Instructions for the task ::
Print all the entries verbatim.

***** Records shown *****

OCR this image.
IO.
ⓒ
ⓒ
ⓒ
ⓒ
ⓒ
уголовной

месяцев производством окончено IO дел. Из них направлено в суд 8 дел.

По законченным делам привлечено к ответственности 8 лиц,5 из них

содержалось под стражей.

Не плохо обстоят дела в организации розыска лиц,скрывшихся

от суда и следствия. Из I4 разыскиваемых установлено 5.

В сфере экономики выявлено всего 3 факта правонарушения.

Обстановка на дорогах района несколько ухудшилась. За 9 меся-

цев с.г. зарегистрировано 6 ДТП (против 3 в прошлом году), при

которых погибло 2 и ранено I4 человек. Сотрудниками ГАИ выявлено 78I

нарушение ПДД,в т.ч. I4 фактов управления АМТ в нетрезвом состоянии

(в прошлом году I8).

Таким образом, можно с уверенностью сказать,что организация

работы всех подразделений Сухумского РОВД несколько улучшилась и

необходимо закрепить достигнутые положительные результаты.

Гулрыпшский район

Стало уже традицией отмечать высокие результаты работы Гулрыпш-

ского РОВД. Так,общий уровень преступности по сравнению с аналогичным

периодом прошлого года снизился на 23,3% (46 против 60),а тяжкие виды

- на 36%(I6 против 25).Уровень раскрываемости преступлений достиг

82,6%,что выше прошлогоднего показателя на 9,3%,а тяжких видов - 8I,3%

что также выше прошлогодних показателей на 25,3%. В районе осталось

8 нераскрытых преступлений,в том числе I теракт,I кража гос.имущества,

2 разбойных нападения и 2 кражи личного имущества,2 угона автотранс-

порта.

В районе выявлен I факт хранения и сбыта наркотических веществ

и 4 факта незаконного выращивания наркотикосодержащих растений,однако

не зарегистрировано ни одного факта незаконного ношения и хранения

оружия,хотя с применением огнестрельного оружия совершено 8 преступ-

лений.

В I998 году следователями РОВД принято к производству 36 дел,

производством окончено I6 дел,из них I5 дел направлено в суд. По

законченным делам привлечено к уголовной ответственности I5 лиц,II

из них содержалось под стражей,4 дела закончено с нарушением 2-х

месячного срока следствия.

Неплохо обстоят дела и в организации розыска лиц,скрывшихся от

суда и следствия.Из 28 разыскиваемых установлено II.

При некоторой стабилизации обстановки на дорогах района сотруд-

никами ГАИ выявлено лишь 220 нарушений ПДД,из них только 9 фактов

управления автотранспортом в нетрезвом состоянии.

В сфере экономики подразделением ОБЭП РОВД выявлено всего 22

*****

The reply ::
OCR this image.
IO.
ⓒ
ⓒ
ⓒ
ⓒ
ⓒ
уголовной

месяцев производством окончено IO дел. Из них направлено в суд 8 дел.

По законченным делам привлечено к ответственности 8 лиц,5 из них

содержалось под стражей.

Не плохо обстоят дела в организации розыска лиц,скрывшихся

от суда и следствия. Из I4 разыскиваемых установлено 5.

В сфере экономики выявлено всего 3 факта правонарушения.

Обстановка на дорогах района несколько ухудшилась. За 9 меся-

цев с.г. зарегистрировано 6 ДТП (против 3 в прошлом году), при

которых погибло 2 и ранено I4 человек. Сотрудниками ГАИ выявлено 78I

нарушение ПДД,в т.ч. I4 фактов управления АМТ в нетрезвом состоянии

(в прошлом году I8).

Таким образом, можно с уверенностью сказать,что организация

работы всех подразделений Сухумского РОВД несколько улучшилась и

необходимо закрепить достигнутые положительные результаты.

Гулрыпшский район

Стало уже традицией отмечать высокие результаты работы Гулрыпш-

ского РОВД. Так,общий уровень преступности по сравнению с аналогичным

периодом прошлого года снизился на 23,3% (46 против 60),а тяжкие виды

- на 36%(I6 против 25).Уровень раскрываемости преступлений достиг

82,6%,что выше прошлогоднего показателя на 9,3%,а тяжких видов - 8I,3%

что также выше прошлогодних показателей на 25,3%. В районе осталось

8 нераскрытых преступлений,в том числе I теракт,I кража гос.имущества,

2 разбойных нападения и 2 кражи личного имущества,2 угона автотранс-

порта.

В районе выявлен I факт хранения и сбыта наркотических веществ

и 4 факта незаконного выращивания наркотикосодержащих растений,однако

не зарегистрировано ни одного факта незаконного ношения и хранения

оружия,хотя с применением огнестрельного оружия совершено 8 преступ-

лений.

В I998 году следователями РОВД принято к производству 36 дел,

производством окончено I6 дел,из них I5 дел направлено в суд. По

законченным делам привлечено к уголовной ответственности I5 лиц,II

из них содержалось под стражей,4 дела закончено с нарушением 2-х

месячного срока следствия.

Неплохо обстоят дела и в организации розыска лиц,скрывшихся от

суда и следствия.Из 28 разыскиваемых установлено II.

При некоторой стабилизации обстановки на дорогах района сотруд-

никами ГАИ выявлено лишь 220 нарушений ПДД,из них только 9 фактов

управления автотранспортом в нетрезвом состоянии.

В сфере экономики подразделением ОБЭП РОВД выявлено всего 22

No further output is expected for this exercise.